• **INSTRUCTION**
Sort through the data and copy the lines holding the word "República".
━━━ PROVIDED ENTRIES
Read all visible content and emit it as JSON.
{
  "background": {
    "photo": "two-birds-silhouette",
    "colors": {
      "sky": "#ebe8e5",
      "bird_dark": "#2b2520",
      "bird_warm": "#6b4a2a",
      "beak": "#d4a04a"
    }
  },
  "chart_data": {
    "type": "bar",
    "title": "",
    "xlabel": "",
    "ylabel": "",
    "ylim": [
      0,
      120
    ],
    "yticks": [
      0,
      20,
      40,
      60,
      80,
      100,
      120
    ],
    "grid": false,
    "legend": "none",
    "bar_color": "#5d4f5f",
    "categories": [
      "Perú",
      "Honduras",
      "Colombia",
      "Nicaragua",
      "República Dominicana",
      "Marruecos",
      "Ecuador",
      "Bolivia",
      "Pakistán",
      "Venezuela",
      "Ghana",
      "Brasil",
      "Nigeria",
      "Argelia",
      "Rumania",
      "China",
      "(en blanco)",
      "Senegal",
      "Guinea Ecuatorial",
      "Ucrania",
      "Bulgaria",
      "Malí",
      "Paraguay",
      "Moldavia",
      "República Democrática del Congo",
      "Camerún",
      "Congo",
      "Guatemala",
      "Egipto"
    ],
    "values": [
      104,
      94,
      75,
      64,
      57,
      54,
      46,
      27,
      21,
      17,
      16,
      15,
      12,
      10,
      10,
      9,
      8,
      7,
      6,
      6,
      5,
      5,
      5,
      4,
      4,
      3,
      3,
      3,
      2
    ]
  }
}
━━━━━━
• **REPLY TO THE EXERCISE**
      "República Dominicana",
      "República Democrática del Congo",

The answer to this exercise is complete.